• _GIVEN EXERCISE_:
All the data should come back exactly as it was given.

(Data excerpts)
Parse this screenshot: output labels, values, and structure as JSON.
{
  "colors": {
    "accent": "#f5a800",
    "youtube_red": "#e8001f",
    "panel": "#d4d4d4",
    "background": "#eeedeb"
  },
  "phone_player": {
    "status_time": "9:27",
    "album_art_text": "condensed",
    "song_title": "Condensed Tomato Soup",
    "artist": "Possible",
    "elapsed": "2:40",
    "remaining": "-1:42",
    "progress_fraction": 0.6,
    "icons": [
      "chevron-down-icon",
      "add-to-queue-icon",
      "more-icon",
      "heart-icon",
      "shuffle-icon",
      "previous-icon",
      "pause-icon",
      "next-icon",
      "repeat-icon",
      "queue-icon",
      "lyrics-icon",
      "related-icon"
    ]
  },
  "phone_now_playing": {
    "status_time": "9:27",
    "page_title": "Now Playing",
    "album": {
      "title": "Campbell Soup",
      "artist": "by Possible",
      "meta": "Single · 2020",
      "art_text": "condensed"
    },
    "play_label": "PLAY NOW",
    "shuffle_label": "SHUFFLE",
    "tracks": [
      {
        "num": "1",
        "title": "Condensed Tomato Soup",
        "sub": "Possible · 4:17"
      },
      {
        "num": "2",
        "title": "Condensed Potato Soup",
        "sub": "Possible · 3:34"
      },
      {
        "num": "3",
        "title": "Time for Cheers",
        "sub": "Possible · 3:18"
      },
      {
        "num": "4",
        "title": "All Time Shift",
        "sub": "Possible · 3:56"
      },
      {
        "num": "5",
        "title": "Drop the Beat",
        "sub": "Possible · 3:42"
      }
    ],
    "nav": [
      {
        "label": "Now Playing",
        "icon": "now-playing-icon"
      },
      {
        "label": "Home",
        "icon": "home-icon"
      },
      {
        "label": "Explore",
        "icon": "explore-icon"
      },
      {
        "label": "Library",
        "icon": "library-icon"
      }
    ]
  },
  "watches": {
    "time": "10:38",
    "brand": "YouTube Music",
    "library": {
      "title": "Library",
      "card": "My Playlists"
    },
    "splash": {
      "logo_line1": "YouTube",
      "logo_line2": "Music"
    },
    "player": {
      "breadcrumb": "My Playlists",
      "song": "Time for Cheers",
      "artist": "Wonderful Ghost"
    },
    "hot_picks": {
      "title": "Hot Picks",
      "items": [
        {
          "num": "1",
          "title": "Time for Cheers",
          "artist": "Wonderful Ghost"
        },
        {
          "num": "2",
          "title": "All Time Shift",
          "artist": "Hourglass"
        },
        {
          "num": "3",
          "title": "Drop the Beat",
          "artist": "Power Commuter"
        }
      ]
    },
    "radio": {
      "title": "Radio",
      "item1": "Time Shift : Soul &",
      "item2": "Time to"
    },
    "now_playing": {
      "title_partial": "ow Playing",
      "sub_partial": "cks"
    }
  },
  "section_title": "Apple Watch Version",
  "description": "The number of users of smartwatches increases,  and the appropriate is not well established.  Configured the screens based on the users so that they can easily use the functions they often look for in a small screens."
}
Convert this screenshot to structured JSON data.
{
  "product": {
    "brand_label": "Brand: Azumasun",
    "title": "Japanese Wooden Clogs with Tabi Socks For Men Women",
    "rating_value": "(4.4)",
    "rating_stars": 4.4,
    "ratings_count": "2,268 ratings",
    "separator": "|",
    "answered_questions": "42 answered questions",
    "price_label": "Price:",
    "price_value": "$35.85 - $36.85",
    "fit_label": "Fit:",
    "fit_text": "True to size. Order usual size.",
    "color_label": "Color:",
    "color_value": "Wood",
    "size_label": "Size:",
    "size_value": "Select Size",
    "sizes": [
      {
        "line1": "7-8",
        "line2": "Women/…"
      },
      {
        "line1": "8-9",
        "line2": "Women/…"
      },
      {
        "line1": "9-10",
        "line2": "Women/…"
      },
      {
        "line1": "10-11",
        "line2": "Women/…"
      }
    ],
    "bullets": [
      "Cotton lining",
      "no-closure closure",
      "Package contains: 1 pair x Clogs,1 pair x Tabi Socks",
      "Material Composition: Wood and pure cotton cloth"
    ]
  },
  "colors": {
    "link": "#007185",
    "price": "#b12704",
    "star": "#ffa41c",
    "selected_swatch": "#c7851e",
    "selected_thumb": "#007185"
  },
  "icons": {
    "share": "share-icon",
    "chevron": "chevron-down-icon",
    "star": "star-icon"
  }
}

• _EXERCISE RESULT_:
Parse this screenshot: output labels, values, and structure as JSON.
{
  "colors": {
    "accent": "#f5a800",
    "youtube_red": "#e8001f",
    "panel": "#d4d4d4",
    "background": "#eeedeb"
  },
  "phone_player": {
    "status_time": "9:27",
    "album_art_text": "condensed",
    "song_title": "Condensed Tomato Soup",
    "artist": "Possible",
    "elapsed": "2:40",
    "remaining": "-1:42",
    "progress_fraction": 0.6,
    "icons": [
      "chevron-down-icon",
      "add-to-queue-icon",
      "more-icon",
      "heart-icon",
      "shuffle-icon",
      "previous-icon",
      "pause-icon",
      "next-icon",
      "repeat-icon",
      "queue-icon",
      "lyrics-icon",
      "related-icon"
    ]
  },
  "phone_now_playing": {
    "status_time": "9:27",
    "page_title": "Now Playing",
    "album": {
      "title": "Campbell Soup",
      "artist": "by Possible",
      "meta": "Single · 2020",
      "art_text": "condensed"
    },
    "play_label": "PLAY NOW",
    "shuffle_label": "SHUFFLE",
    "tracks": [
      {
        "num": "1",
        "title": "Condensed Tomato Soup",
        "sub": "Possible · 4:17"
      },
      {
        "num": "2",
        "title": "Condensed Potato Soup",
        "sub": "Possible · 3:34"
      },
      {
        "num": "3",
        "title": "Time for Cheers",
        "sub": "Possible · 3:18"
      },
      {
        "num": "4",
        "title": "All Time Shift",
        "sub": "Possible · 3:56"
      },
      {
        "num": "5",
        "title": "Drop the Beat",
        "sub": "Possible · 3:42"
      }
    ],
    "nav": [
      {
        "label": "Now Playing",
        "icon": "now-playing-icon"
      },
      {
        "label": "Home",
        "icon": "home-icon"
      },
      {
        "label": "Explore",
        "icon": "explore-icon"
      },
      {
        "label": "Library",
        "icon": "library-icon"
      }
    ]
  },
  "watches": {
    "time": "10:38",
    "brand": "YouTube Music",
    "library": {
      "title": "Library",
      "card": "My Playlists"
    },
    "splash": {
      "logo_line1": "YouTube",
      "logo_line2": "Music"
    },
    "player": {
      "breadcrumb": "My Playlists",
      "song": "Time for Cheers",
      "artist": "Wonderful Ghost"
    },
    "hot_picks": {
      "title": "Hot Picks",
      "items": [
        {
          "num": "1",
          "title": "Time for Cheers",
          "artist": "Wonderful Ghost"
        },
        {
          "num": "2",
          "title": "All Time Shift",
          "artist": "Hourglass"
        },
        {
          "num": "3",
          "title": "Drop the Beat",
          "artist": "Power Commuter"
        }
      ]
    },
    "radio": {
      "title": "Radio",
      "item1": "Time Shift : Soul &",
      "item2": "Time to"
    },
    "now_playing": {
      "title_partial": "ow Playing",
      "sub_partial": "cks"
    }
  },
  "section_title": "Apple Watch Version",
  "description": "The number of users of smartwatches increases,  and the appropriate is not well established.  Configured the screens based on the users so that they can easily use the functions they often look for in a small screens."
}
Convert this screenshot to structured JSON data.
{
  "product": {
    "brand_label": "Brand: Azumasun",
    "title": "Japanese Wooden Clogs with Tabi Socks For Men Women",
    "rating_value": "(4.4)",
    "rating_stars": 4.4,
    "ratings_count": "2,268 ratings",
    "separator": "|",
    "answered_questions": "42 answered questions",
    "price_label": "Price:",
    "price_value": "$35.85 - $36.85",
    "fit_label": "Fit:",
    "fit_text": "True to size. Order usual size.",
    "color_label": "Color:",
    "color_value": "Wood",
    "size_label": "Size:",
    "size_value": "Select Size",
    "sizes": [
      {
        "line1": "7-8",
        "line2": "Women/…"
      },
      {
        "line1": "8-9",
        "line2": "Women/…"
      },
      {
        "line1": "9-10",
        "line2": "Women/…"
      },
      {
        "line1": "10-11",
        "line2": "Women/…"
      }
    ],
    "bullets": [
      "Cotton lining",
      "no-closure closure",
      "Package contains: 1 pair x Clogs,1 pair x Tabi Socks",
      "Material Composition: Wood and pure cotton cloth"
    ]
  },
  "colors": {
    "link": "#007185",
    "price": "#b12704",
    "star": "#ffa41c",
    "selected_swatch": "#c7851e",
    "selected_thumb": "#007185"
  },
  "icons": {
    "share": "share-icon",
    "chevron": "chevron-down-icon",
    "star": "star-icon"
  }
}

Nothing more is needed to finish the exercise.